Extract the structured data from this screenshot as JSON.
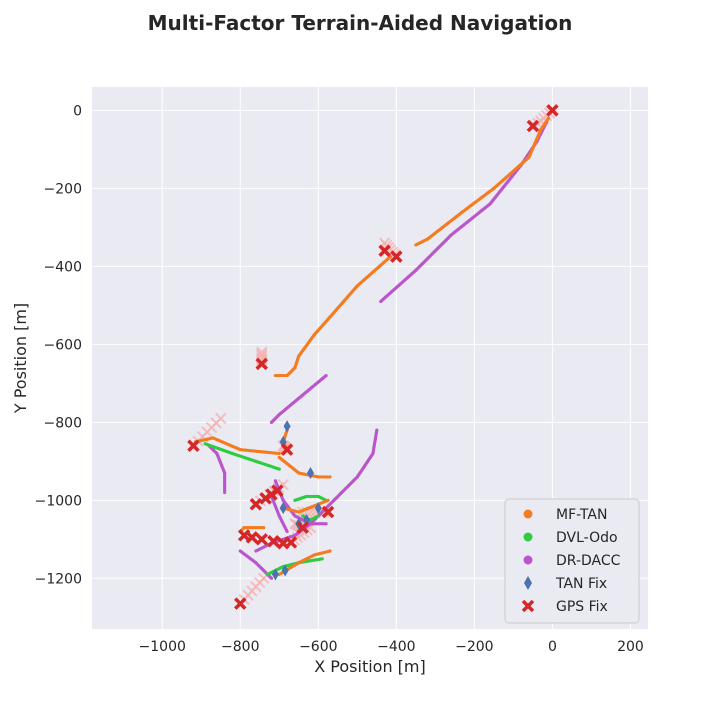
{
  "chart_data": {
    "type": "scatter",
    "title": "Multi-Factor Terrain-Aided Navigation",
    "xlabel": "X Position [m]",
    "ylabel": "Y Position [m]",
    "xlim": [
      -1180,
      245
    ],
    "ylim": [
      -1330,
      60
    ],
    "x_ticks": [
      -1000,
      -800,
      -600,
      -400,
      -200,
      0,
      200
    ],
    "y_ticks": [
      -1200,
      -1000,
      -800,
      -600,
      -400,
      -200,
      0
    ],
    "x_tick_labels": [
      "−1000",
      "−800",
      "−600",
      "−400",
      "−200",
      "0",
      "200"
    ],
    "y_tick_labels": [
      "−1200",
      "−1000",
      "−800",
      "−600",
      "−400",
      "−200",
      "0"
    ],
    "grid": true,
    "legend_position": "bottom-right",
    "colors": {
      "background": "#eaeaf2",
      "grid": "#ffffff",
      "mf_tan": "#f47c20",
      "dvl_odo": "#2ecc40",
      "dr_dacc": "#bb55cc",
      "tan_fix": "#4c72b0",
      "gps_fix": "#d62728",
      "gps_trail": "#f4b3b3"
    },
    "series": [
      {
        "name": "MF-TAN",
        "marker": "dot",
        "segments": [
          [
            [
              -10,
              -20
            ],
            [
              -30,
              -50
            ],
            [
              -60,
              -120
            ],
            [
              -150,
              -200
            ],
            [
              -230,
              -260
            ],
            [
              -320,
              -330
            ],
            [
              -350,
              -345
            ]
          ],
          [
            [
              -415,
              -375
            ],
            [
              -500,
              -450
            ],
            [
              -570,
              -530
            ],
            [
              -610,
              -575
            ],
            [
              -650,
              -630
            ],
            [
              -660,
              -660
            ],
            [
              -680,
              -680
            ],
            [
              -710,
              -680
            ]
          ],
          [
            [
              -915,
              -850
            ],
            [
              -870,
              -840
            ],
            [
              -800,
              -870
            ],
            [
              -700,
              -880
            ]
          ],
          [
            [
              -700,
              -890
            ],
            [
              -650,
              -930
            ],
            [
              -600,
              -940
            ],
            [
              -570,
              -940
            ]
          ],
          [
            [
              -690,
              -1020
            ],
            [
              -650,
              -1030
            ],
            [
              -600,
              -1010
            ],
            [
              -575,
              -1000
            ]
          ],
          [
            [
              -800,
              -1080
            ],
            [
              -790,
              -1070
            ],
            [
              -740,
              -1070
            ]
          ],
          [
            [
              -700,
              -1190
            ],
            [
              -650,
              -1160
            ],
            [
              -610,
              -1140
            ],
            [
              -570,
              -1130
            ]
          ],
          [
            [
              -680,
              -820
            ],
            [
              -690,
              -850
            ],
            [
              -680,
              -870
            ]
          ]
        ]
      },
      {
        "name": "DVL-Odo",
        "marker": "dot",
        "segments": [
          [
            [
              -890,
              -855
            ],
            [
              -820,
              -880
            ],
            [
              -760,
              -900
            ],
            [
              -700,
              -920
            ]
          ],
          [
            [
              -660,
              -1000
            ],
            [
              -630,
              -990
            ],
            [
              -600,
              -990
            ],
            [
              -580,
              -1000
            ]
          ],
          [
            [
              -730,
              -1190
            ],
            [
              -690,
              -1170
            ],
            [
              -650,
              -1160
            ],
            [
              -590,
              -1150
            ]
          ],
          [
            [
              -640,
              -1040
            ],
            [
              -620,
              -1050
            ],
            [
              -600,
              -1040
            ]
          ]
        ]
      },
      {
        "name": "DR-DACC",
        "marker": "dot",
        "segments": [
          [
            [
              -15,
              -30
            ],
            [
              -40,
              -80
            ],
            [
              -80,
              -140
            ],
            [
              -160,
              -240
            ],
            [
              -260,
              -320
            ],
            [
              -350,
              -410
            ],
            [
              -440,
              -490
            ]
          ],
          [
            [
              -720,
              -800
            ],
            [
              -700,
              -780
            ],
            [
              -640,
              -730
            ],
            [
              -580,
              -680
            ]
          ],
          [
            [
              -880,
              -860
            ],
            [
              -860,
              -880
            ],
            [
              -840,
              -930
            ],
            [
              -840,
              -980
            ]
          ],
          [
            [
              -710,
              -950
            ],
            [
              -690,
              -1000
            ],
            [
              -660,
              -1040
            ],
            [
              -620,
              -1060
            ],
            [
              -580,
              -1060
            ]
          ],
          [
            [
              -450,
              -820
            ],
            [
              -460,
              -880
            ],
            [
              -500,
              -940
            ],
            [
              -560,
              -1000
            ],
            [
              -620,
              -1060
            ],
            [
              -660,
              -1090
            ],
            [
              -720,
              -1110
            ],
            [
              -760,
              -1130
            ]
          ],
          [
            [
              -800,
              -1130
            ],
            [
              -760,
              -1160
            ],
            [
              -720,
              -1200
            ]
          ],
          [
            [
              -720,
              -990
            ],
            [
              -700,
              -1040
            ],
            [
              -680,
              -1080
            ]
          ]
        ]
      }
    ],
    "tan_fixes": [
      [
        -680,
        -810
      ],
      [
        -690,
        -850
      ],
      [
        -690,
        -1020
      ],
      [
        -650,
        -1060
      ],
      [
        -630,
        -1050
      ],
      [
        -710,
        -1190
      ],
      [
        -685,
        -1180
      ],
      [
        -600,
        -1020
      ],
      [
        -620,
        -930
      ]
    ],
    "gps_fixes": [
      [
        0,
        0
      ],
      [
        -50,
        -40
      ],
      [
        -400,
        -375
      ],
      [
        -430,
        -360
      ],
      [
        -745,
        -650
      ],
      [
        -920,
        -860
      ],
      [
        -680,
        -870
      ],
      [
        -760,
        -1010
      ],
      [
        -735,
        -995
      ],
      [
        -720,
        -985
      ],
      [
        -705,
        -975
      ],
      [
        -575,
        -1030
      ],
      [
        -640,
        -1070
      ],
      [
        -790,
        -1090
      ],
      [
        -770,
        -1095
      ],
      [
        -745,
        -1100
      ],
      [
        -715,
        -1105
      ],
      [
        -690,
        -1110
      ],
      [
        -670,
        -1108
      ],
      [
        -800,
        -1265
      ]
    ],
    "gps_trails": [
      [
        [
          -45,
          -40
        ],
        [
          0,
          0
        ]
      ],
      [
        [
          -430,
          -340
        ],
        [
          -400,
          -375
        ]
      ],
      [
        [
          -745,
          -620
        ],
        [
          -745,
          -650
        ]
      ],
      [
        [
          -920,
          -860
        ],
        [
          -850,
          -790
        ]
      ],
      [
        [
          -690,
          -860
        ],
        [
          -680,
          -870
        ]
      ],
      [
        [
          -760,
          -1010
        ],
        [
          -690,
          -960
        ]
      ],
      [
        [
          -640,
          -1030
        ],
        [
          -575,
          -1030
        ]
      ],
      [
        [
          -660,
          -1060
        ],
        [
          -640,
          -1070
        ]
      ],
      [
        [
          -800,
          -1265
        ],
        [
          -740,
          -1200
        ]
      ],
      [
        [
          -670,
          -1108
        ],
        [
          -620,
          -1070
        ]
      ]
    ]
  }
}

_ _ _ _ _ _ _

## [WHAT YOU NEED TO DO]
Print all of the entries word for word. Skip any images they contain.

## [REPLY]
Extract the structured data from this screenshot as JSON.
{
  "chart_data": {
    "type": "scatter",
    "title": "Multi-Factor Terrain-Aided Navigation",
    "xlabel": "X Position [m]",
    "ylabel": "Y Position [m]",
    "xlim": [
      -1180,
      245
    ],
    "ylim": [
      -1330,
      60
    ],
    "x_ticks": [
      -1000,
      -800,
      -600,
      -400,
      -200,
      0,
      200
    ],
    "y_ticks": [
      -1200,
      -1000,
      -800,
      -600,
      -400,
      -200,
      0
    ],
    "x_tick_labels": [
      "−1000",
      "−800",
      "−600",
      "−400",
      "−200",
      "0",
      "200"
    ],
    "y_tick_labels": [
      "−1200",
      "−1000",
      "−800",
      "−600",
      "−400",
      "−200",
      "0"
    ],
    "grid": true,
    "legend_position": "bottom-right",
    "colors": {
      "background": "#eaeaf2",
      "grid": "#ffffff",
      "mf_tan": "#f47c20",
      "dvl_odo": "#2ecc40",
      "dr_dacc": "#bb55cc",
      "tan_fix": "#4c72b0",
      "gps_fix": "#d62728",
      "gps_trail": "#f4b3b3"
    },
    "series": [
      {
        "name": "MF-TAN",
        "marker": "dot",
        "segments": [
          [
            [
              -10,
              -20
            ],
            [
              -30,
              -50
            ],
            [
              -60,
              -120
            ],
            [
              -150,
              -200
            ],
            [
              -230,
              -260
            ],
            [
              -320,
              -330
            ],
            [
              -350,
              -345
            ]
          ],
          [
            [
              -415,
              -375
            ],
            [
              -500,
              -450
            ],
            [
              -570,
              -530
            ],
            [
              -610,
              -575
            ],
            [
              -650,
              -630
            ],
            [
              -660,
              -660
            ],
            [
              -680,
              -680
            ],
            [
              -710,
              -680
            ]
          ],
          [
            [
              -915,
              -850
            ],
            [
              -870,
              -840
            ],
            [
              -800,
              -870
            ],
            [
              -700,
              -880
            ]
          ],
          [
            [
              -700,
              -890
            ],
            [
              -650,
              -930
            ],
            [
              -600,
              -940
            ],
            [
              -570,
              -940
            ]
          ],
          [
            [
              -690,
              -1020
            ],
            [
              -650,
              -1030
            ],
            [
              -600,
              -1010
            ],
            [
              -575,
              -1000
            ]
          ],
          [
            [
              -800,
              -1080
            ],
            [
              -790,
              -1070
            ],
            [
              -740,
              -1070
            ]
          ],
          [
            [
              -700,
              -1190
            ],
            [
              -650,
              -1160
            ],
            [
              -610,
              -1140
            ],
            [
              -570,
              -1130
            ]
          ],
          [
            [
              -680,
              -820
            ],
            [
              -690,
              -850
            ],
            [
              -680,
              -870
            ]
          ]
        ]
      },
      {
        "name": "DVL-Odo",
        "marker": "dot",
        "segments": [
          [
            [
              -890,
              -855
            ],
            [
              -820,
              -880
            ],
            [
              -760,
              -900
            ],
            [
              -700,
              -920
            ]
          ],
          [
            [
              -660,
              -1000
            ],
            [
              -630,
              -990
            ],
            [
              -600,
              -990
            ],
            [
              -580,
              -1000
            ]
          ],
          [
            [
              -730,
              -1190
            ],
            [
              -690,
              -1170
            ],
            [
              -650,
              -1160
            ],
            [
              -590,
              -1150
            ]
          ],
          [
            [
              -640,
              -1040
            ],
            [
              -620,
              -1050
            ],
            [
              -600,
              -1040
            ]
          ]
        ]
      },
      {
        "name": "DR-DACC",
        "marker": "dot",
        "segments": [
          [
            [
              -15,
              -30
            ],
            [
              -40,
              -80
            ],
            [
              -80,
              -140
            ],
            [
              -160,
              -240
            ],
            [
              -260,
              -320
            ],
            [
              -350,
              -410
            ],
            [
              -440,
              -490
            ]
          ],
          [
            [
              -720,
              -800
            ],
            [
              -700,
              -780
            ],
            [
              -640,
              -730
            ],
            [
              -580,
              -680
            ]
          ],
          [
            [
              -880,
              -860
            ],
            [
              -860,
              -880
            ],
            [
              -840,
              -930
            ],
            [
              -840,
              -980
            ]
          ],
          [
            [
              -710,
              -950
            ],
            [
              -690,
              -1000
            ],
            [
              -660,
              -1040
            ],
            [
              -620,
              -1060
            ],
            [
              -580,
              -1060
            ]
          ],
          [
            [
              -450,
              -820
            ],
            [
              -460,
              -880
            ],
            [
              -500,
              -940
            ],
            [
              -560,
              -1000
            ],
            [
              -620,
              -1060
            ],
            [
              -660,
              -1090
            ],
            [
              -720,
              -1110
            ],
            [
              -760,
              -1130
            ]
          ],
          [
            [
              -800,
              -1130
            ],
            [
              -760,
              -1160
            ],
            [
              -720,
              -1200
            ]
          ],
          [
            [
              -720,
              -990
            ],
            [
              -700,
              -1040
            ],
            [
              -680,
              -1080
            ]
          ]
        ]
      }
    ],
    "tan_fixes": [
      [
        -680,
        -810
      ],
      [
        -690,
        -850
      ],
      [
        -690,
        -1020
      ],
      [
        -650,
        -1060
      ],
      [
        -630,
        -1050
      ],
      [
        -710,
        -1190
      ],
      [
        -685,
        -1180
      ],
      [
        -600,
        -1020
      ],
      [
        -620,
        -930
      ]
    ],
    "gps_fixes": [
      [
        0,
        0
      ],
      [
        -50,
        -40
      ],
      [
        -400,
        -375
      ],
      [
        -430,
        -360
      ],
      [
        -745,
        -650
      ],
      [
        -920,
        -860
      ],
      [
        -680,
        -870
      ],
      [
        -760,
        -1010
      ],
      [
        -735,
        -995
      ],
      [
        -720,
        -985
      ],
      [
        -705,
        -975
      ],
      [
        -575,
        -1030
      ],
      [
        -640,
        -1070
      ],
      [
        -790,
        -1090
      ],
      [
        -770,
        -1095
      ],
      [
        -745,
        -1100
      ],
      [
        -715,
        -1105
      ],
      [
        -690,
        -1110
      ],
      [
        -670,
        -1108
      ],
      [
        -800,
        -1265
      ]
    ],
    "gps_trails": [
      [
        [
          -45,
          -40
        ],
        [
          0,
          0
        ]
      ],
      [
        [
          -430,
          -340
        ],
        [
          -400,
          -375
        ]
      ],
      [
        [
          -745,
          -620
        ],
        [
          -745,
          -650
        ]
      ],
      [
        [
          -920,
          -860
        ],
        [
          -850,
          -790
        ]
      ],
      [
        [
          -690,
          -860
        ],
        [
          -680,
          -870
        ]
      ],
      [
        [
          -760,
          -1010
        ],
        [
          -690,
          -960
        ]
      ],
      [
        [
          -640,
          -1030
        ],
        [
          -575,
          -1030
        ]
      ],
      [
        [
          -660,
          -1060
        ],
        [
          -640,
          -1070
        ]
      ],
      [
        [
          -800,
          -1265
        ],
        [
          -740,
          -1200
        ]
      ],
      [
        [
          -670,
          -1108
        ],
        [
          -620,
          -1070
        ]
      ]
    ]
  }
}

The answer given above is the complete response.